====== DATASET ROWS

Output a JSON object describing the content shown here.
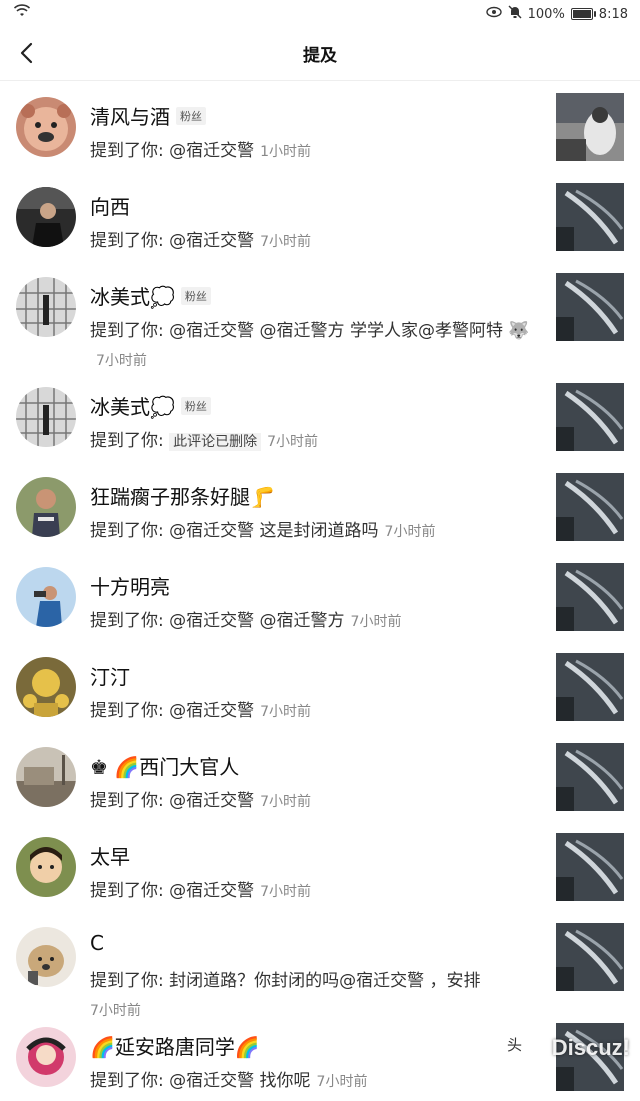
{
  "status_bar": {
    "battery": "100%",
    "time": "8:18"
  },
  "header": {
    "title": "提及"
  },
  "mentions": [
    {
      "name": "清风与酒",
      "fan_badge": "粉丝",
      "message": "提到了你: @宿迁交警",
      "time": "1小时前"
    },
    {
      "name": "向西",
      "fan_badge": "",
      "message": "提到了你: @宿迁交警",
      "time": "7小时前"
    },
    {
      "name": "冰美式💭",
      "fan_badge": "粉丝",
      "message": "提到了你: @宿迁交警 @宿迁警方 学学人家@孝警阿特 🐺",
      "time": "7小时前"
    },
    {
      "name": "冰美式💭",
      "fan_badge": "粉丝",
      "message": "提到了你:",
      "deleted_text": "此评论已删除",
      "time": "7小时前"
    },
    {
      "name": "狂踹瘸子那条好腿🦵",
      "fan_badge": "",
      "message": "提到了你: @宿迁交警 这是封闭道路吗",
      "time": "7小时前"
    },
    {
      "name": "十方明亮",
      "fan_badge": "",
      "message": "提到了你: @宿迁交警 @宿迁警方",
      "time": "7小时前"
    },
    {
      "name": "汀汀",
      "fan_badge": "",
      "message": "提到了你: @宿迁交警",
      "time": "7小时前"
    },
    {
      "name": "♚ 🌈西门大官人",
      "fan_badge": "",
      "message": "提到了你: @宿迁交警",
      "time": "7小时前"
    },
    {
      "name": "太早",
      "fan_badge": "",
      "message": "提到了你: @宿迁交警",
      "time": "7小时前"
    },
    {
      "name": "C",
      "fan_badge": "",
      "message": "提到了你: 封闭道路？你封闭的吗@宿迁交警 ，安排",
      "time": "7小时前"
    },
    {
      "name": "🌈延安路唐同学🌈",
      "fan_badge": "",
      "message": "提到了你: @宿迁交警 找你呢",
      "time": "7小时前"
    }
  ],
  "watermark": {
    "prefix": "头",
    "text": "Discuz!"
  },
  "colors": {
    "text_primary": "#111111",
    "text_secondary": "#333333",
    "time_gray": "#888888"
  }
}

============

§ **TASK GOAL**: Without the pictures, copy the material exactly as given.

§ **ANSWER TO THIS EXERCISE**:
Output a JSON object describing the content shown here.
{
  "status_bar": {
    "battery": "100%",
    "time": "8:18"
  },
  "header": {
    "title": "提及"
  },
  "mentions": [
    {
      "name": "清风与酒",
      "fan_badge": "粉丝",
      "message": "提到了你: @宿迁交警",
      "time": "1小时前"
    },
    {
      "name": "向西",
      "fan_badge": "",
      "message": "提到了你: @宿迁交警",
      "time": "7小时前"
    },
    {
      "name": "冰美式💭",
      "fan_badge": "粉丝",
      "message": "提到了你: @宿迁交警 @宿迁警方 学学人家@孝警阿特 🐺",
      "time": "7小时前"
    },
    {
      "name": "冰美式💭",
      "fan_badge": "粉丝",
      "message": "提到了你:",
      "deleted_text": "此评论已删除",
      "time": "7小时前"
    },
    {
      "name": "狂踹瘸子那条好腿🦵",
      "fan_badge": "",
      "message": "提到了你: @宿迁交警 这是封闭道路吗",
      "time": "7小时前"
    },
    {
      "name": "十方明亮",
      "fan_badge": "",
      "message": "提到了你: @宿迁交警 @宿迁警方",
      "time": "7小时前"
    },
    {
      "name": "汀汀",
      "fan_badge": "",
      "message": "提到了你: @宿迁交警",
      "time": "7小时前"
    },
    {
      "name": "♚ 🌈西门大官人",
      "fan_badge": "",
      "message": "提到了你: @宿迁交警",
      "time": "7小时前"
    },
    {
      "name": "太早",
      "fan_badge": "",
      "message": "提到了你: @宿迁交警",
      "time": "7小时前"
    },
    {
      "name": "C",
      "fan_badge": "",
      "message": "提到了你: 封闭道路？你封闭的吗@宿迁交警 ，安排",
      "time": "7小时前"
    },
    {
      "name": "🌈延安路唐同学🌈",
      "fan_badge": "",
      "message": "提到了你: @宿迁交警 找你呢",
      "time": "7小时前"
    }
  ],
  "watermark": {
    "prefix": "头",
    "text": "Discuz!"
  },
  "colors": {
    "text_primary": "#111111",
    "text_secondary": "#333333",
    "time_gray": "#888888"
  }
}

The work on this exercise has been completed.